**Available records**
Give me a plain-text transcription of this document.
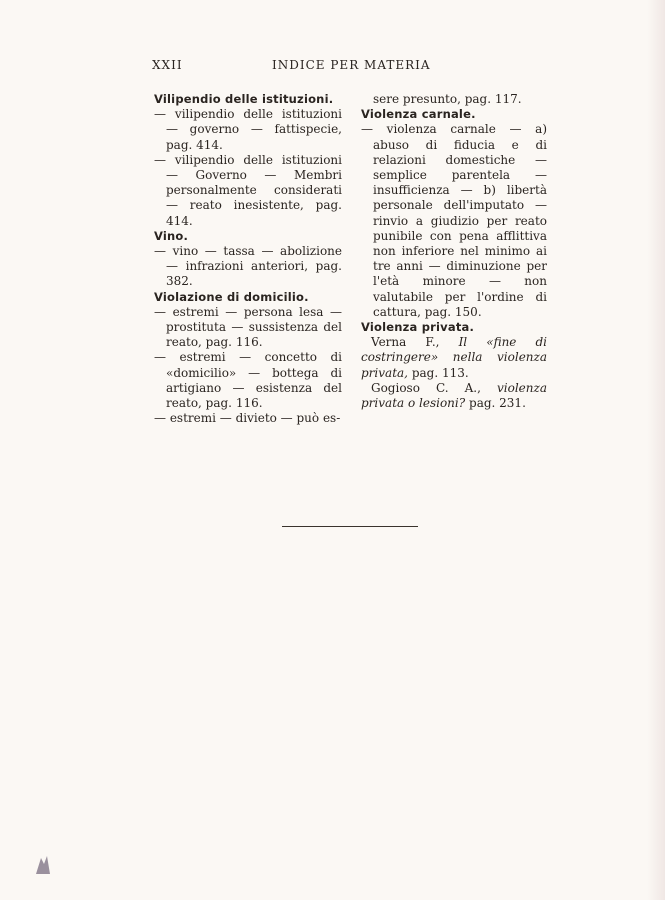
XXII	INDICE PER MATERIA
Vilipendio delle istituzioni.
— vilipendio delle istituzioni — governo — fattispecie, pag. 414.
— vilipendio delle istituzioni — Governo — Membri personalmente considerati — reato inesistente, pag. 414.
Vino.
— vino — tassa — abolizione — infrazioni anteriori, pag. 382.
Violazione di domicilio.
— estremi — persona lesa — prostituta — sussistenza del reato, pag. 116.
— estremi — concetto di «domicilio» — bottega di artigiano — esistenza del reato, pag. 116.
— estremi — divieto — può es-
sere presunto, pag. 117.
Violenza carnale.
— violenza carnale — a) abuso di fiducia e di relazioni domestiche — semplice parentela — insufficienza — b) libertà personale dell'imputato — rinvio a giudizio per reato punibile con pena afflittiva non inferiore nel minimo ai tre anni — diminuzione per l'età minore — non valutabile per l'ordine di cattura, pag. 150.
Violenza privata.
Verna F., Il «fine di costringere» nella violenza privata, pag. 113.
Gogioso C. A., violenza privata o lesioni? pag. 231.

**Task objective**
Return every line above in which the string "istituzioni" occurs.

**Answer in full**
Vilipendio delle istituzioni.
— vilipendio delle istituzioni — governo — fattispecie, pag. 414.
— vilipendio delle istituzioni — Governo — Membri personalmente considerati — reato inesistente, pag. 414.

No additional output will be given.